* start Supplied material *

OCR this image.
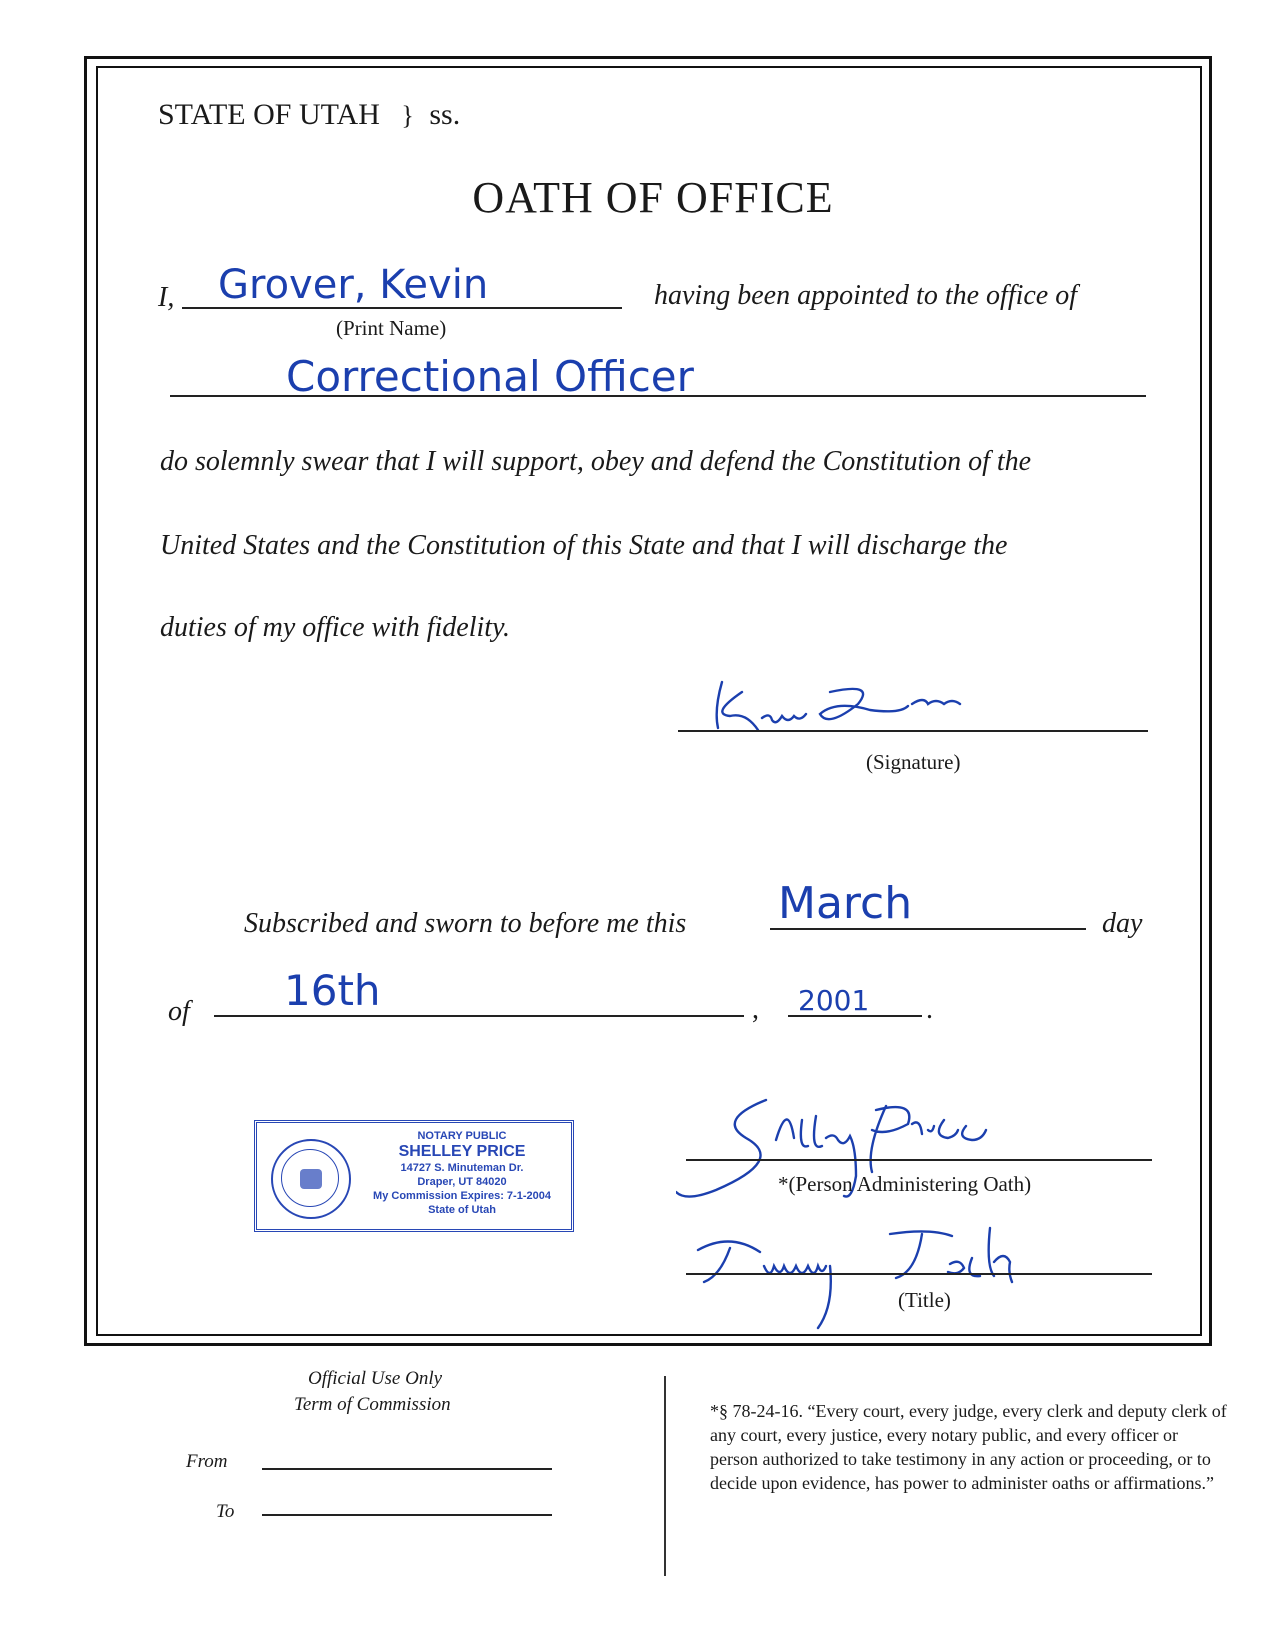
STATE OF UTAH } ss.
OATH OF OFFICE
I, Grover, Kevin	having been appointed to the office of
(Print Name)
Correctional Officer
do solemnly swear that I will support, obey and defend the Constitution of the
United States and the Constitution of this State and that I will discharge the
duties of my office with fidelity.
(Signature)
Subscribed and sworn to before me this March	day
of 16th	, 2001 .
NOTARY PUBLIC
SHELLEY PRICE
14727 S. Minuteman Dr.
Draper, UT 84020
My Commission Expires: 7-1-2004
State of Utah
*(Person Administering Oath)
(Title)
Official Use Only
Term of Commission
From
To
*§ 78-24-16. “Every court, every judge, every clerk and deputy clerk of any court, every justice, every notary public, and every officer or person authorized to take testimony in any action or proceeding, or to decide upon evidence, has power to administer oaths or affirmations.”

* end Supplied material *

== Exercise prompt ==
Each line of the data should be quoted exactly, with pictures left out.

== Response ==
OCR this image.
STATE OF UTAH } ss.
OATH OF OFFICE
I, Grover, Kevin	having been appointed to the office of
(Print Name)
Correctional Officer
do solemnly swear that I will support, obey and defend the Constitution of the
United States and the Constitution of this State and that I will discharge the
duties of my office with fidelity.
(Signature)
Subscribed and sworn to before me this March	day
of 16th	, 2001 .
NOTARY PUBLIC
SHELLEY PRICE
14727 S. Minuteman Dr.
Draper, UT 84020
My Commission Expires: 7-1-2004
State of Utah
*(Person Administering Oath)
(Title)
Official Use Only
Term of Commission
From
To
*§ 78-24-16. “Every court, every judge, every clerk and deputy clerk of any court, every justice, every notary public, and every officer or person authorized to take testimony in any action or proceeding, or to decide upon evidence, has power to administer oaths or affirmations.”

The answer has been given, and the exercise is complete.